> _Dataset items_:
################

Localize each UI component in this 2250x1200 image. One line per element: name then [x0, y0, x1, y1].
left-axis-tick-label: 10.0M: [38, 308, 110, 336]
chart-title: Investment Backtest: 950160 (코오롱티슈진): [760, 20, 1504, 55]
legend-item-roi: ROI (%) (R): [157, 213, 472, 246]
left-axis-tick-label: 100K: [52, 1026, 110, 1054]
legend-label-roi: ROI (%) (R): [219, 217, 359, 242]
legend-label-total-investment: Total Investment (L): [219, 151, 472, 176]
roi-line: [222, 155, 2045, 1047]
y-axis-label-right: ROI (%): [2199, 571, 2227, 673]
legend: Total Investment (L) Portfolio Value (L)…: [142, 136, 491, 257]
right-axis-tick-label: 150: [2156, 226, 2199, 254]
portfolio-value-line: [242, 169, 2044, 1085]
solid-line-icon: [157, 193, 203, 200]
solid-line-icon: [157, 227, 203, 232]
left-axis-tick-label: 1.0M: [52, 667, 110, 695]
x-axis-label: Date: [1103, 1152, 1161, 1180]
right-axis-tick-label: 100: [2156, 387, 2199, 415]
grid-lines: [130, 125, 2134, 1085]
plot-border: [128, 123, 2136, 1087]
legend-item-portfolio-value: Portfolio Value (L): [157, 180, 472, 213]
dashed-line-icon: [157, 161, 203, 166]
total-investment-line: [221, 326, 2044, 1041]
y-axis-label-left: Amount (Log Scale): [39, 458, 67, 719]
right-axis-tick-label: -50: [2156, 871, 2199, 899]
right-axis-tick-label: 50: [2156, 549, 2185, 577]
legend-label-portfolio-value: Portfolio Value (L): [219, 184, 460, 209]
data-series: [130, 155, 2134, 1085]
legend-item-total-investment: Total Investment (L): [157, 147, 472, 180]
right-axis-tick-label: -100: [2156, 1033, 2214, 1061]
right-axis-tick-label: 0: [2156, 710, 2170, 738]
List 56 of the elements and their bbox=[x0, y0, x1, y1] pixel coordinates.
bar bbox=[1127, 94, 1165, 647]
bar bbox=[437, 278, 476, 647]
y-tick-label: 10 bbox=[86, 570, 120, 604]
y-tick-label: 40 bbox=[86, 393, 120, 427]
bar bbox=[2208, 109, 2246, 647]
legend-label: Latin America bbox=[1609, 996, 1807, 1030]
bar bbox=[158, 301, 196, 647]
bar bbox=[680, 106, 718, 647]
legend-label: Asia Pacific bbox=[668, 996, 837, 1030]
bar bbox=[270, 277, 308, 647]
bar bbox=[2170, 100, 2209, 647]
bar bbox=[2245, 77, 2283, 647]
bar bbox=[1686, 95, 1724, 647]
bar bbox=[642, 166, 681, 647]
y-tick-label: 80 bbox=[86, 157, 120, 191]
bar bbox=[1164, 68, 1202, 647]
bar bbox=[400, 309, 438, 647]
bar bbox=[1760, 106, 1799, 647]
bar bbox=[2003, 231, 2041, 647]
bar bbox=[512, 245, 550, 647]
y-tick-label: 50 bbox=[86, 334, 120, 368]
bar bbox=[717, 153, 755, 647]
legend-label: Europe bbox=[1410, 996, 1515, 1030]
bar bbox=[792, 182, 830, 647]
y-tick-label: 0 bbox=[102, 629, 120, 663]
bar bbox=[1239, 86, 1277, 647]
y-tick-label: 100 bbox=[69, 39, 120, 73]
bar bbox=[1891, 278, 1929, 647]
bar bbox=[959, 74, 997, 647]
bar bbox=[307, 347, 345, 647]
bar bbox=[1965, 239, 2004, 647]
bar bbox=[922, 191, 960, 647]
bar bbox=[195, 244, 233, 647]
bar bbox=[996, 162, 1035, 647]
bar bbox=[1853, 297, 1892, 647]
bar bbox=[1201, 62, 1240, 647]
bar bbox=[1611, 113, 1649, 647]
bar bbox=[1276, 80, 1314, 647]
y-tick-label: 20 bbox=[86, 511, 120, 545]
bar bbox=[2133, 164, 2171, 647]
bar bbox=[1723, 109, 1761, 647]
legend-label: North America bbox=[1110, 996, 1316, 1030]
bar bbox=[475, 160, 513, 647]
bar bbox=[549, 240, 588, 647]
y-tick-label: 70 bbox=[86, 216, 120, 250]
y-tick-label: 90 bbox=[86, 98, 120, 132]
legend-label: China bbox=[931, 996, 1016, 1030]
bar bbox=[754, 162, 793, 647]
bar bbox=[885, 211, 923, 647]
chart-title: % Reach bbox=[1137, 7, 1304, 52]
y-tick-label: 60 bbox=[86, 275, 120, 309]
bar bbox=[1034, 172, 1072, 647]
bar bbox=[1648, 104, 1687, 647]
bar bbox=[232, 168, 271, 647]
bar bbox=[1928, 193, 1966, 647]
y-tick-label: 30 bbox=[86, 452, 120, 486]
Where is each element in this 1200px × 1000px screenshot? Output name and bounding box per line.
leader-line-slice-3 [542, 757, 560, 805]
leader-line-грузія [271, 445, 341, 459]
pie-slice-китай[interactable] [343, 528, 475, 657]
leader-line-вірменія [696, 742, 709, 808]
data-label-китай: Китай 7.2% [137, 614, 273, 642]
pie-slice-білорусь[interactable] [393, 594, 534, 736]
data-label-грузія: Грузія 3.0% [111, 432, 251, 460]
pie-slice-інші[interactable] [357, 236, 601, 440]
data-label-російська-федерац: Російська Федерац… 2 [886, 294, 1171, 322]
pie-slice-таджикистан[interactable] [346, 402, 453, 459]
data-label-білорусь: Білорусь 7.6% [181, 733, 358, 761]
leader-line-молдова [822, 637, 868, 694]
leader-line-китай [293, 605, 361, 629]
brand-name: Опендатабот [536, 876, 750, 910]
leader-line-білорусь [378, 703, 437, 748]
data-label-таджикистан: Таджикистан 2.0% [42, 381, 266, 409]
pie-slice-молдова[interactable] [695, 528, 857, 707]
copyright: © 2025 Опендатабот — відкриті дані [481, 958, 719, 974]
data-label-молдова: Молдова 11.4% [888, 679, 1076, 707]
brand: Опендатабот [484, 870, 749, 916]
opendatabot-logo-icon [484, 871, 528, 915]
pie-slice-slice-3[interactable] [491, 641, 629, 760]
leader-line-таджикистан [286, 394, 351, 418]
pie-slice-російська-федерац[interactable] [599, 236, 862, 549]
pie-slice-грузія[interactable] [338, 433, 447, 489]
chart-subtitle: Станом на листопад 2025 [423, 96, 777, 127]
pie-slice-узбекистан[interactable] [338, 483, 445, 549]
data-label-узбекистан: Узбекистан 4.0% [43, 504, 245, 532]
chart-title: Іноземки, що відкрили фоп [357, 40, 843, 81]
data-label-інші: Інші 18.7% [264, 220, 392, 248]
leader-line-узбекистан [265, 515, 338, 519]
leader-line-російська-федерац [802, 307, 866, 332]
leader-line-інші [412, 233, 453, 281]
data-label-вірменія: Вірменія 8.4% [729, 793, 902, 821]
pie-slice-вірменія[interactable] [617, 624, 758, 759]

################

> _Exercise task_: Please copy the lines above word for word, beginning with the first one and ending after the line that contains "x-axis-label: Date: [1103, 1152, 1161, 1180]".

> _Result of the task_:
Localize each UI component in this 2250x1200 image. One line per element: name then [x0, y0, x1, y1].
left-axis-tick-label: 10.0M: [38, 308, 110, 336]
chart-title: Investment Backtest: 950160 (코오롱티슈진): [760, 20, 1504, 55]
legend-item-roi: ROI (%) (R): [157, 213, 472, 246]
left-axis-tick-label: 100K: [52, 1026, 110, 1054]
legend-label-roi: ROI (%) (R): [219, 217, 359, 242]
legend-label-total-investment: Total Investment (L): [219, 151, 472, 176]
roi-line: [222, 155, 2045, 1047]
y-axis-label-right: ROI (%): [2199, 571, 2227, 673]
legend: Total Investment (L) Portfolio Value (L)…: [142, 136, 491, 257]
right-axis-tick-label: 150: [2156, 226, 2199, 254]
portfolio-value-line: [242, 169, 2044, 1085]
solid-line-icon: [157, 193, 203, 200]
solid-line-icon: [157, 227, 203, 232]
left-axis-tick-label: 1.0M: [52, 667, 110, 695]
x-axis-label: Date: [1103, 1152, 1161, 1180]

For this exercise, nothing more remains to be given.